### Written task
Look through the entries and report how many lines include the word "examples". Give the number alone.

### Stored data
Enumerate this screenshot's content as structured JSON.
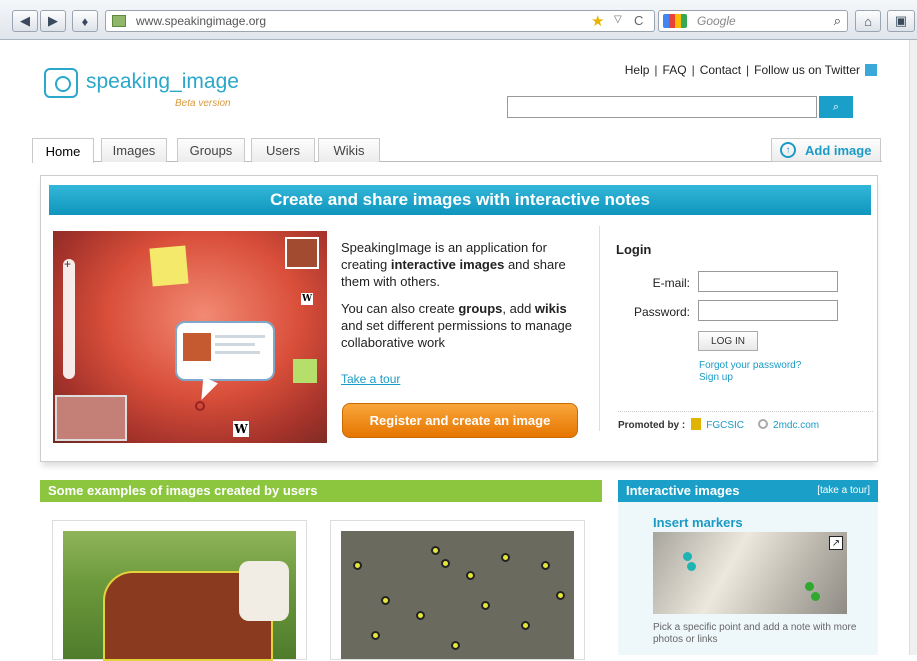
{
  "browser": {
    "url": "www.speakingimage.org",
    "search_placeholder": "Google",
    "icons": [
      "back-arrow",
      "forward-arrow",
      "bookmark-star",
      "dropdown",
      "reload",
      "magnifier",
      "home"
    ]
  },
  "header": {
    "logo_text": "speaking_image",
    "logo_beta": "Beta version",
    "links": [
      "Help",
      "FAQ",
      "Contact",
      "Follow us on Twitter"
    ],
    "search_button": "🔍"
  },
  "tabs": [
    "Home",
    "Images",
    "Groups",
    "Users",
    "Wikis"
  ],
  "add_image": "Add image",
  "hero": {
    "title": "Create and share images with interactive notes",
    "intro_1_pre": "SpeakingImage is an application for creating ",
    "intro_1_bold": "interactive images",
    "intro_1_post": " and share them with others.",
    "intro_2_pre": "You can also create ",
    "intro_2_bold1": "groups",
    "intro_2_mid": ", add ",
    "intro_2_bold2": "wikis",
    "intro_2_post": " and set different permissions to manage collaborative work",
    "tour_link": "Take a tour",
    "register_button": "Register and create an image"
  },
  "login": {
    "title": "Login",
    "email_label": "E-mail:",
    "password_label": "Password:",
    "button": "LOG IN",
    "forgot": "Forgot your password?",
    "signup": "Sign up"
  },
  "promoted": {
    "label": "Promoted by :",
    "org1": "FGCSIC",
    "org2": "2mdc.com"
  },
  "examples": {
    "title": "Some examples of images created by users"
  },
  "interactive": {
    "title": "Interactive images",
    "take_tour": "[take a tour]",
    "insert_title": "Insert markers",
    "insert_desc": "Pick a specific point and add a note with more photos or links"
  },
  "colors": {
    "brand_blue": "#1aa0c8",
    "orange": "#f28c1c",
    "green": "#8cc63f"
  }
}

### Answer to the exercise
2